Records provided>
※ ※ ※

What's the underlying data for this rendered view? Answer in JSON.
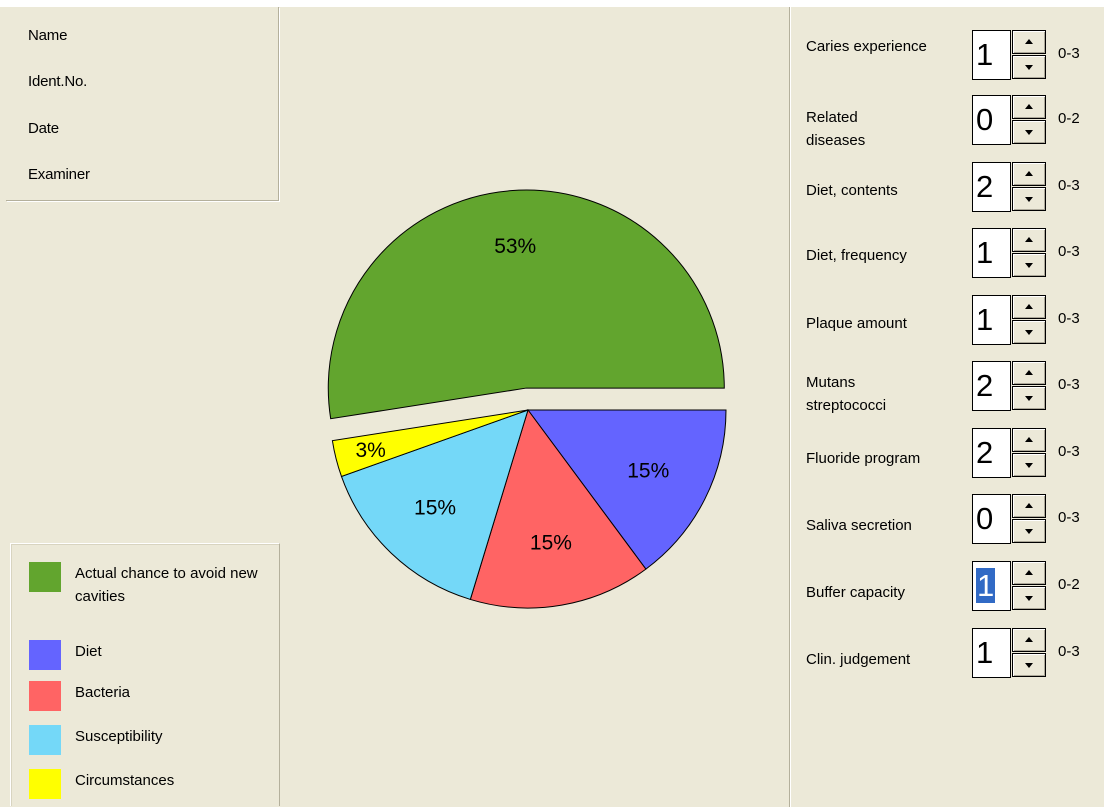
{
  "patient_info": {
    "name_label": "Name",
    "ident_label": "Ident.No.",
    "date_label": "Date",
    "examiner_label": "Examiner"
  },
  "chart_data": {
    "type": "pie",
    "slices": [
      {
        "label": "Actual chance to avoid new cavities",
        "value": 53,
        "color": "#62a52e",
        "exploded": true
      },
      {
        "label": "Diet",
        "value": 15,
        "color": "#6464ff"
      },
      {
        "label": "Bacteria",
        "value": 15,
        "color": "#ff6464"
      },
      {
        "label": "Susceptibility",
        "value": 15,
        "color": "#74d8f8"
      },
      {
        "label": "Circumstances",
        "value": 3,
        "color": "#ffff00"
      }
    ],
    "value_labels": [
      "53%",
      "15%",
      "15%",
      "15%",
      "3%"
    ]
  },
  "legend": {
    "items": [
      {
        "label": "Actual chance to avoid new cavities",
        "color": "#62a52e"
      },
      {
        "label": "Diet",
        "color": "#6464ff"
      },
      {
        "label": "Bacteria",
        "color": "#ff6464"
      },
      {
        "label": "Susceptibility",
        "color": "#74d8f8"
      },
      {
        "label": "Circumstances",
        "color": "#ffff00"
      }
    ]
  },
  "factors": [
    {
      "label": "Caries experience",
      "value": "1",
      "range": "0-3"
    },
    {
      "label": "Related diseases",
      "value": "0",
      "range": "0-2"
    },
    {
      "label": "Diet, contents",
      "value": "2",
      "range": "0-3"
    },
    {
      "label": "Diet, frequency",
      "value": "1",
      "range": "0-3"
    },
    {
      "label": "Plaque amount",
      "value": "1",
      "range": "0-3"
    },
    {
      "label": "Mutans streptococci",
      "value": "2",
      "range": "0-3"
    },
    {
      "label": "Fluoride program",
      "value": "2",
      "range": "0-3"
    },
    {
      "label": "Saliva secretion",
      "value": "0",
      "range": "0-3"
    },
    {
      "label": "Buffer capacity",
      "value": "1",
      "range": "0-2",
      "selected": true
    },
    {
      "label": "Clin. judgement",
      "value": "1",
      "range": "0-3"
    }
  ]
}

※ ※ ※

Instructions for the task> The word to look for is "Diet"; copy out every line of the entries that holds it.

The completed task>
        "label": "Diet",
        "label": "Diet",
      "label": "Diet, contents",
      "label": "Diet, frequency",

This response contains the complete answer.